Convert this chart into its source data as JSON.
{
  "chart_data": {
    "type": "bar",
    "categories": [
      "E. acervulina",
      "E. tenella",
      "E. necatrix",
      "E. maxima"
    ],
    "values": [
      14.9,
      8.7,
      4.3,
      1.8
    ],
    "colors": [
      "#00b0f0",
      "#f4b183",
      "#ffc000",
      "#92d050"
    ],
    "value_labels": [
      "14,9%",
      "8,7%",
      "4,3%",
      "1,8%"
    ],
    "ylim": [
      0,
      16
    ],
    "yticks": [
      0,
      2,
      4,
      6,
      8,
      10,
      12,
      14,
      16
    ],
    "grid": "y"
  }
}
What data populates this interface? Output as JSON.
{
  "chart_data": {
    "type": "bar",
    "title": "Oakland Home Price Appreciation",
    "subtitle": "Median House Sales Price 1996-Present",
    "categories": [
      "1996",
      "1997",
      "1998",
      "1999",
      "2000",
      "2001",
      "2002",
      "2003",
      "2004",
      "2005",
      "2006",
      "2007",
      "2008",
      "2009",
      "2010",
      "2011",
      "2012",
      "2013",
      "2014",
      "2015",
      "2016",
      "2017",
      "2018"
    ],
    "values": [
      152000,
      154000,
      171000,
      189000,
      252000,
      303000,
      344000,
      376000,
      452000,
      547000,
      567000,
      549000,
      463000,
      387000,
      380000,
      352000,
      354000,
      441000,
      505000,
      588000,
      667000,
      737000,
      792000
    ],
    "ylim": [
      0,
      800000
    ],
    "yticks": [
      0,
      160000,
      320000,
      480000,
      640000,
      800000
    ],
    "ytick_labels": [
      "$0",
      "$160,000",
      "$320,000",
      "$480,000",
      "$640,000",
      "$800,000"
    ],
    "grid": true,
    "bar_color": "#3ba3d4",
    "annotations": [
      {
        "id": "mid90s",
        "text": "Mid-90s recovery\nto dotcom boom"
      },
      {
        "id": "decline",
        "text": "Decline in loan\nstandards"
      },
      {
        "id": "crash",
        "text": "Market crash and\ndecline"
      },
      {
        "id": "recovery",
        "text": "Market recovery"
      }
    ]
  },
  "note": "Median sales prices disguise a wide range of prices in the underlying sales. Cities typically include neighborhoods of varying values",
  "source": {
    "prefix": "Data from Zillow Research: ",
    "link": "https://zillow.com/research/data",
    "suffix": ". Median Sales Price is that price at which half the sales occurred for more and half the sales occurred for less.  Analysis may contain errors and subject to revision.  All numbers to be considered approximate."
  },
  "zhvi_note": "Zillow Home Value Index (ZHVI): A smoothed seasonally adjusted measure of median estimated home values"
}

Job
Restate the whole listing exactly.

Output of the task
Convert this chart into its source data as JSON.
{
  "chart_data": {
    "type": "bar",
    "categories": [
      "E. acervulina",
      "E. tenella",
      "E. necatrix",
      "E. maxima"
    ],
    "values": [
      14.9,
      8.7,
      4.3,
      1.8
    ],
    "colors": [
      "#00b0f0",
      "#f4b183",
      "#ffc000",
      "#92d050"
    ],
    "value_labels": [
      "14,9%",
      "8,7%",
      "4,3%",
      "1,8%"
    ],
    "ylim": [
      0,
      16
    ],
    "yticks": [
      0,
      2,
      4,
      6,
      8,
      10,
      12,
      14,
      16
    ],
    "grid": "y"
  }
}
What data populates this interface? Output as JSON.
{
  "chart_data": {
    "type": "bar",
    "title": "Oakland Home Price Appreciation",
    "subtitle": "Median House Sales Price 1996-Present",
    "categories": [
      "1996",
      "1997",
      "1998",
      "1999",
      "2000",
      "2001",
      "2002",
      "2003",
      "2004",
      "2005",
      "2006",
      "2007",
      "2008",
      "2009",
      "2010",
      "2011",
      "2012",
      "2013",
      "2014",
      "2015",
      "2016",
      "2017",
      "2018"
    ],
    "values": [
      152000,
      154000,
      171000,
      189000,
      252000,
      303000,
      344000,
      376000,
      452000,
      547000,
      567000,
      549000,
      463000,
      387000,
      380000,
      352000,
      354000,
      441000,
      505000,
      588000,
      667000,
      737000,
      792000
    ],
    "ylim": [
      0,
      800000
    ],
    "yticks": [
      0,
      160000,
      320000,
      480000,
      640000,
      800000
    ],
    "ytick_labels": [
      "$0",
      "$160,000",
      "$320,000",
      "$480,000",
      "$640,000",
      "$800,000"
    ],
    "grid": true,
    "bar_color": "#3ba3d4",
    "annotations": [
      {
        "id": "mid90s",
        "text": "Mid-90s recovery\nto dotcom boom"
      },
      {
        "id": "decline",
        "text": "Decline in loan\nstandards"
      },
      {
        "id": "crash",
        "text": "Market crash and\ndecline"
      },
      {
        "id": "recovery",
        "text": "Market recovery"
      }
    ]
  },
  "note": "Median sales prices disguise a wide range of prices in the underlying sales. Cities typically include neighborhoods of varying values",
  "source": {
    "prefix": "Data from Zillow Research: ",
    "link": "https://zillow.com/research/data",
    "suffix": ". Median Sales Price is that price at which half the sales occurred for more and half the sales occurred for less.  Analysis may contain errors and subject to revision.  All numbers to be considered approximate."
  },
  "zhvi_note": "Zillow Home Value Index (ZHVI): A smoothed seasonally adjusted measure of median estimated home values"
}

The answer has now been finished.